SELECTED TEXT –
****************

Appellant took a circuitous and unnecessarily difficult route, and appeared to be wandering, before he reached the house under construction. However, once he rode by the house, he looked at it and looked up. Appellant passed the house, then returned to it. Smyth then thought the black case contained construction tools. He knew that tools were frequently stolen during construction site burglaries and sold at other construction sites. These facts supported an inference that, when riding around, appellant was looking for an opportunity to sell the items he was carrying. Appellant later came downstairs without the black case, permitting the inference he left it due to consciousness of guilt. Based on all of the above facts, including appellant’s Vehicle Code violation, we conclude Smyth lawfully detained appellant. (Cf. People v. Souza, supra, 9 Cal.4th at p. 231; People v. Valencia, supra, 20 Cal.App.4th at pp. 915-916; People v. Johnson, supra, 231 Cal.App.3d at pp. 10-11.)
(2) None of Appellant’s Arguments Demonstrate the Trial Court Erred by Denying the Suppression Motion.
Appellant makes a number of arguments in support of his claim that the trial court erred by denying his suppression motion. We address them below.

****************

SUPPLIED INFORMATION –
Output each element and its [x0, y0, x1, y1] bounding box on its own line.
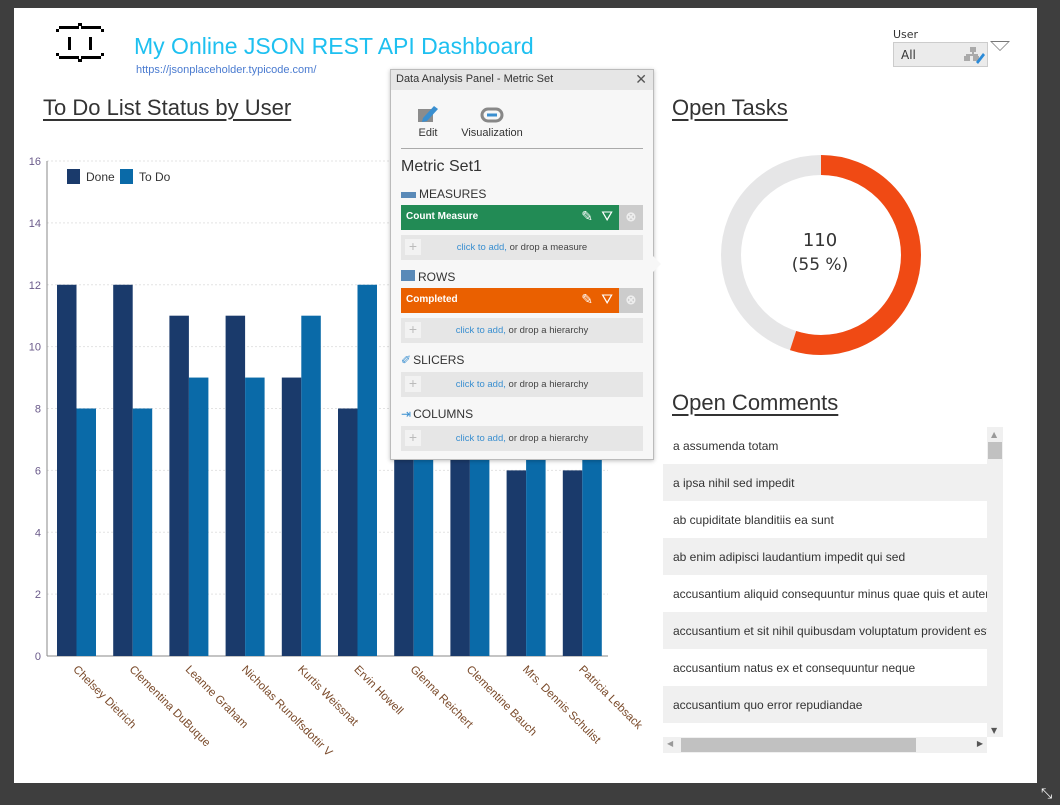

****************

SET EXERCISE – Could you reproduce the court passage on the detention and suppression motion word for word, from start to finish?

WRITTEN SOLUTION –
Appellant took a circuitous and unnecessarily difficult route, and appeared to be wandering, before he reached the house under construction. However, once he rode by the house, he looked at it and looked up. Appellant passed the house, then returned to it. Smyth then thought the black case contained construction tools. He knew that tools were frequently stolen during construction site burglaries and sold at other construction sites. These facts supported an inference that, when riding around, appellant was looking for an opportunity to sell the items he was carrying. Appellant later came downstairs without the black case, permitting the inference he left it due to consciousness of guilt. Based on all of the above facts, including appellant’s Vehicle Code violation, we conclude Smyth lawfully detained appellant. (Cf. People v. Souza, supra, 9 Cal.4th at p. 231; People v. Valencia, supra, 20 Cal.App.4th at pp. 915-916; People v. Johnson, supra, 231 Cal.App.3d at pp. 10-11.)
(2) None of Appellant’s Arguments Demonstrate the Trial Court Erred by Denying the Suppression Motion.
Appellant makes a number of arguments in support of his claim that the trial court erred by denying his suppression motion. We address them below.